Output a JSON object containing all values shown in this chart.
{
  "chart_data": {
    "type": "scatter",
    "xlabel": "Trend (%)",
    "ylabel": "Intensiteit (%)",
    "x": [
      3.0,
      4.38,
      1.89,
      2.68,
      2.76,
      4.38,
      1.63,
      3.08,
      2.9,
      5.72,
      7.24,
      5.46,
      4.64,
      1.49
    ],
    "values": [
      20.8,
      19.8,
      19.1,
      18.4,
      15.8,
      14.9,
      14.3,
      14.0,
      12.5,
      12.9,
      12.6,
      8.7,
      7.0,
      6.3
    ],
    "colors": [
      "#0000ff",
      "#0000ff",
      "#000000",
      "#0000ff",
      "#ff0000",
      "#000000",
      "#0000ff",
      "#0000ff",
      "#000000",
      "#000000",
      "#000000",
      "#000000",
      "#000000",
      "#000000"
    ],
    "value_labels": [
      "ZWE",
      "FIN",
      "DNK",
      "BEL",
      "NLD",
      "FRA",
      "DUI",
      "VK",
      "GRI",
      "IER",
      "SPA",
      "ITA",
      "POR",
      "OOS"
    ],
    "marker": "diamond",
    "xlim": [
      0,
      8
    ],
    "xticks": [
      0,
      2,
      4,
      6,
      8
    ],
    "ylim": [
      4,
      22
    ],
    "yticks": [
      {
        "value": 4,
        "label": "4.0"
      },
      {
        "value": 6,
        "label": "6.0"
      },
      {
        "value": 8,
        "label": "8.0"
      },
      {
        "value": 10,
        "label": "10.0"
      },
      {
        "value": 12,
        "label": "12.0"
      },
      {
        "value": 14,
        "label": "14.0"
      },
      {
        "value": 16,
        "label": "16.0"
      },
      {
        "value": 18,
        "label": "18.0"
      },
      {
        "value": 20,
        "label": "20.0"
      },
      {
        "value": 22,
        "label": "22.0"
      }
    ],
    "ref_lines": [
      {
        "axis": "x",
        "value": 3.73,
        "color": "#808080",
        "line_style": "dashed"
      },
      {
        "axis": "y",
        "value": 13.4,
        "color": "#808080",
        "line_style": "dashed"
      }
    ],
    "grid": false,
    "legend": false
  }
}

_____

EXERCISE DIRECTIONS:
Transcribe the entire listing above precisely.

RESULT OF THIS EXERCISE:
Output a JSON object containing all values shown in this chart.
{
  "chart_data": {
    "type": "scatter",
    "xlabel": "Trend (%)",
    "ylabel": "Intensiteit (%)",
    "x": [
      3.0,
      4.38,
      1.89,
      2.68,
      2.76,
      4.38,
      1.63,
      3.08,
      2.9,
      5.72,
      7.24,
      5.46,
      4.64,
      1.49
    ],
    "values": [
      20.8,
      19.8,
      19.1,
      18.4,
      15.8,
      14.9,
      14.3,
      14.0,
      12.5,
      12.9,
      12.6,
      8.7,
      7.0,
      6.3
    ],
    "colors": [
      "#0000ff",
      "#0000ff",
      "#000000",
      "#0000ff",
      "#ff0000",
      "#000000",
      "#0000ff",
      "#0000ff",
      "#000000",
      "#000000",
      "#000000",
      "#000000",
      "#000000",
      "#000000"
    ],
    "value_labels": [
      "ZWE",
      "FIN",
      "DNK",
      "BEL",
      "NLD",
      "FRA",
      "DUI",
      "VK",
      "GRI",
      "IER",
      "SPA",
      "ITA",
      "POR",
      "OOS"
    ],
    "marker": "diamond",
    "xlim": [
      0,
      8
    ],
    "xticks": [
      0,
      2,
      4,
      6,
      8
    ],
    "ylim": [
      4,
      22
    ],
    "yticks": [
      {
        "value": 4,
        "label": "4.0"
      },
      {
        "value": 6,
        "label": "6.0"
      },
      {
        "value": 8,
        "label": "8.0"
      },
      {
        "value": 10,
        "label": "10.0"
      },
      {
        "value": 12,
        "label": "12.0"
      },
      {
        "value": 14,
        "label": "14.0"
      },
      {
        "value": 16,
        "label": "16.0"
      },
      {
        "value": 18,
        "label": "18.0"
      },
      {
        "value": 20,
        "label": "20.0"
      },
      {
        "value": 22,
        "label": "22.0"
      }
    ],
    "ref_lines": [
      {
        "axis": "x",
        "value": 3.73,
        "color": "#808080",
        "line_style": "dashed"
      },
      {
        "axis": "y",
        "value": 13.4,
        "color": "#808080",
        "line_style": "dashed"
      }
    ],
    "grid": false,
    "legend": false
  }
}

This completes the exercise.